## Task directions
Locate all lines in the data below that hold "APPEARANCES" and show them.

◆ ◆ ◆ ◆ ◆ ◆ ◆

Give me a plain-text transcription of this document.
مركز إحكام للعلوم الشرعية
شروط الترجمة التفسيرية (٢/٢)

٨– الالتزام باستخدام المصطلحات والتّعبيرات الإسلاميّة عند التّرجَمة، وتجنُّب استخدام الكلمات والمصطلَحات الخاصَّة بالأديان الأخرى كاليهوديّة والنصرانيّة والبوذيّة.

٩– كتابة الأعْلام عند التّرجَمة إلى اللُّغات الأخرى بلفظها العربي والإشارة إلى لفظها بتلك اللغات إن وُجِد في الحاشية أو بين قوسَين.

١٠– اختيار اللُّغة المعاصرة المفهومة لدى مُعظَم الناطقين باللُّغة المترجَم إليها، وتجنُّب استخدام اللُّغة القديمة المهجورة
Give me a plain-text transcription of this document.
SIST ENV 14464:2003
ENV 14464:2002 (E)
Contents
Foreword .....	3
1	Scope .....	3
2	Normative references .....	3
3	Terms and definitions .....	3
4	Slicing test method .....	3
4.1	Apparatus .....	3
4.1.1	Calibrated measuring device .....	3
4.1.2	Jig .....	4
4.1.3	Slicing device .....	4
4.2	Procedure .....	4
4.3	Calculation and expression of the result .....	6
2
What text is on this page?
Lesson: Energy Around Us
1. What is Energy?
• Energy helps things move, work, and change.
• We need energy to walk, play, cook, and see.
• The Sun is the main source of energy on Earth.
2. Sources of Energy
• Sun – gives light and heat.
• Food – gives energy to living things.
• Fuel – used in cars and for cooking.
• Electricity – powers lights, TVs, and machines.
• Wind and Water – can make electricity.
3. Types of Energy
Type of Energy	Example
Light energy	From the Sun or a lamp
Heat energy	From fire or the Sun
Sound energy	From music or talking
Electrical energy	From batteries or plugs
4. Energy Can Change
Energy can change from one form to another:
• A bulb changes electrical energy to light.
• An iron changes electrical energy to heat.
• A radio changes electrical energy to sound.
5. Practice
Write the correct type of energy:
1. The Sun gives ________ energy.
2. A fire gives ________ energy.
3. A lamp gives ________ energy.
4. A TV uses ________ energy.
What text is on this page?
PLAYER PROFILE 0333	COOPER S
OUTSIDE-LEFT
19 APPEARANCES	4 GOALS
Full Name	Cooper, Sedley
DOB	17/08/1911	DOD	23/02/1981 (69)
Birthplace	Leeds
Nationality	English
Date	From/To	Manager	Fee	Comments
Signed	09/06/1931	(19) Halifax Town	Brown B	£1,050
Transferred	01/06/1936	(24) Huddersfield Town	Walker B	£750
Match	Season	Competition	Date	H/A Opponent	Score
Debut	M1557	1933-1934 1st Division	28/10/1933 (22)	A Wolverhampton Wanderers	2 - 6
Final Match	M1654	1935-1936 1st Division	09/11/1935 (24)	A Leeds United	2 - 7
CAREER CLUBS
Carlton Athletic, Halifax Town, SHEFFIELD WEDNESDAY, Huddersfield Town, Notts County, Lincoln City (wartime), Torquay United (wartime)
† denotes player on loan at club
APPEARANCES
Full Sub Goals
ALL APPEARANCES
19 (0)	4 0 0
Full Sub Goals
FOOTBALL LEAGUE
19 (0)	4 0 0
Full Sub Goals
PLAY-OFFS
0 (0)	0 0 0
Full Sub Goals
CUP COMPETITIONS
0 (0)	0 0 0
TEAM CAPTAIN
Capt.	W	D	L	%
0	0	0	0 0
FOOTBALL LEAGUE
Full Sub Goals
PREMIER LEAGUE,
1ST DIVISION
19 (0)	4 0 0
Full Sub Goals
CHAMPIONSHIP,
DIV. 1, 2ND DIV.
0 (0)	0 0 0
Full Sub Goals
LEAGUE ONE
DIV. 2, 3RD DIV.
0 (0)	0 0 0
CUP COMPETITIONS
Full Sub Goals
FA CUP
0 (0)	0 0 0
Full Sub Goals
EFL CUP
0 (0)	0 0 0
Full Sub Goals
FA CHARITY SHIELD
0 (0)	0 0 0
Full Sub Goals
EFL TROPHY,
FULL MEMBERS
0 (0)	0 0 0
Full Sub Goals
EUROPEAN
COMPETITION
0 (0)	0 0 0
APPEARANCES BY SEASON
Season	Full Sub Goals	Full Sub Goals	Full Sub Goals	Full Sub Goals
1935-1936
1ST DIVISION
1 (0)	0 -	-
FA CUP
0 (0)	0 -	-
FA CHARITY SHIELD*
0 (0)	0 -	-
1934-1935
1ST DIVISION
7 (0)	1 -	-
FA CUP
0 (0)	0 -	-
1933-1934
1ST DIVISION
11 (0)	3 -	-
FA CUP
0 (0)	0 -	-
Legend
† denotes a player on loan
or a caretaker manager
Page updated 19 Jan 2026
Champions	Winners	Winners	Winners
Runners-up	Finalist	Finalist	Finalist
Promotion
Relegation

◆ ◆ ◆ ◆ ◆ ◆ ◆

## Complete output
19 APPEARANCES	4 GOALS
APPEARANCES
ALL APPEARANCES
APPEARANCES BY SEASON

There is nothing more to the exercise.